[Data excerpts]
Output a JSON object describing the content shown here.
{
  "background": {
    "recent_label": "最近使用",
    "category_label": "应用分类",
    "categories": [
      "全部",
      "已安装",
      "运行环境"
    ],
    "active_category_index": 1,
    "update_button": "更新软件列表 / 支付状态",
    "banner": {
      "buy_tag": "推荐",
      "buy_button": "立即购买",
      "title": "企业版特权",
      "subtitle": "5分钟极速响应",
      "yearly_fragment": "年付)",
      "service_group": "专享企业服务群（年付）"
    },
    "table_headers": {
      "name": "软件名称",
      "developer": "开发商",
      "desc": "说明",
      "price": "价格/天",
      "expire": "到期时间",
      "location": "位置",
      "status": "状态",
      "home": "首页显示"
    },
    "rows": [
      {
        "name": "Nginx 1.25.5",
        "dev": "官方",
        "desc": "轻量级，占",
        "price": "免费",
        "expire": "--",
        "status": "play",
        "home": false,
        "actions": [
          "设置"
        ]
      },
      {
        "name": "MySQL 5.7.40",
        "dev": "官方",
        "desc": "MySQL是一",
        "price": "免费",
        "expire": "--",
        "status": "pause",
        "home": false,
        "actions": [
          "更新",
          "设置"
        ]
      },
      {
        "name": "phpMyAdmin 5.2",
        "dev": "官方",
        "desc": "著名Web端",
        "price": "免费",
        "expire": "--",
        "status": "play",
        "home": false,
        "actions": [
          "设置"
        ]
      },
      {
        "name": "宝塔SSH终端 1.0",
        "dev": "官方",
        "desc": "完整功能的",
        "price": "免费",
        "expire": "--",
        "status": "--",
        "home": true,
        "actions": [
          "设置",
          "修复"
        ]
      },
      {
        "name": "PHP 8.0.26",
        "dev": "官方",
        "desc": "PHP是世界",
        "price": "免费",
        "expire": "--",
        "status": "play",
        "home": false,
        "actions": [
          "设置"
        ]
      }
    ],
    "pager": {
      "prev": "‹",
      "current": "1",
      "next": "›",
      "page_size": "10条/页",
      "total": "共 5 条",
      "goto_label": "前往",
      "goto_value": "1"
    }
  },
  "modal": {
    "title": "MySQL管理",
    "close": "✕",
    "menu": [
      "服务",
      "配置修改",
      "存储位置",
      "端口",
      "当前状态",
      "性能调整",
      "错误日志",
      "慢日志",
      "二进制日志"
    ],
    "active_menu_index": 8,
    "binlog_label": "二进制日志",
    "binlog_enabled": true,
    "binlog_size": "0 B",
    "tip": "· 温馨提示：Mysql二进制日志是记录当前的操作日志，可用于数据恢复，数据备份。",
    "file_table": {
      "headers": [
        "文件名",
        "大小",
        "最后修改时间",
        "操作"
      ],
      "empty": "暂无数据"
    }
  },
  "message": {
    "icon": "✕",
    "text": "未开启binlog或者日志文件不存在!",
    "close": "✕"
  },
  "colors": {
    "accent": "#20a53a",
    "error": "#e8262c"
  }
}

:: BRIEF ::
Extract the full listing above without altering anything.

:: ANSWER ::
Output a JSON object describing the content shown here.
{
  "background": {
    "recent_label": "最近使用",
    "category_label": "应用分类",
    "categories": [
      "全部",
      "已安装",
      "运行环境"
    ],
    "active_category_index": 1,
    "update_button": "更新软件列表 / 支付状态",
    "banner": {
      "buy_tag": "推荐",
      "buy_button": "立即购买",
      "title": "企业版特权",
      "subtitle": "5分钟极速响应",
      "yearly_fragment": "年付)",
      "service_group": "专享企业服务群（年付）"
    },
    "table_headers": {
      "name": "软件名称",
      "developer": "开发商",
      "desc": "说明",
      "price": "价格/天",
      "expire": "到期时间",
      "location": "位置",
      "status": "状态",
      "home": "首页显示"
    },
    "rows": [
      {
        "name": "Nginx 1.25.5",
        "dev": "官方",
        "desc": "轻量级，占",
        "price": "免费",
        "expire": "--",
        "status": "play",
        "home": false,
        "actions": [
          "设置"
        ]
      },
      {
        "name": "MySQL 5.7.40",
        "dev": "官方",
        "desc": "MySQL是一",
        "price": "免费",
        "expire": "--",
        "status": "pause",
        "home": false,
        "actions": [
          "更新",
          "设置"
        ]
      },
      {
        "name": "phpMyAdmin 5.2",
        "dev": "官方",
        "desc": "著名Web端",
        "price": "免费",
        "expire": "--",
        "status": "play",
        "home": false,
        "actions": [
          "设置"
        ]
      },
      {
        "name": "宝塔SSH终端 1.0",
        "dev": "官方",
        "desc": "完整功能的",
        "price": "免费",
        "expire": "--",
        "status": "--",
        "home": true,
        "actions": [
          "设置",
          "修复"
        ]
      },
      {
        "name": "PHP 8.0.26",
        "dev": "官方",
        "desc": "PHP是世界",
        "price": "免费",
        "expire": "--",
        "status": "play",
        "home": false,
        "actions": [
          "设置"
        ]
      }
    ],
    "pager": {
      "prev": "‹",
      "current": "1",
      "next": "›",
      "page_size": "10条/页",
      "total": "共 5 条",
      "goto_label": "前往",
      "goto_value": "1"
    }
  },
  "modal": {
    "title": "MySQL管理",
    "close": "✕",
    "menu": [
      "服务",
      "配置修改",
      "存储位置",
      "端口",
      "当前状态",
      "性能调整",
      "错误日志",
      "慢日志",
      "二进制日志"
    ],
    "active_menu_index": 8,
    "binlog_label": "二进制日志",
    "binlog_enabled": true,
    "binlog_size": "0 B",
    "tip": "· 温馨提示：Mysql二进制日志是记录当前的操作日志，可用于数据恢复，数据备份。",
    "file_table": {
      "headers": [
        "文件名",
        "大小",
        "最后修改时间",
        "操作"
      ],
      "empty": "暂无数据"
    }
  },
  "message": {
    "icon": "✕",
    "text": "未开启binlog或者日志文件不存在!",
    "close": "✕"
  },
  "colors": {
    "accent": "#20a53a",
    "error": "#e8262c"
  }
}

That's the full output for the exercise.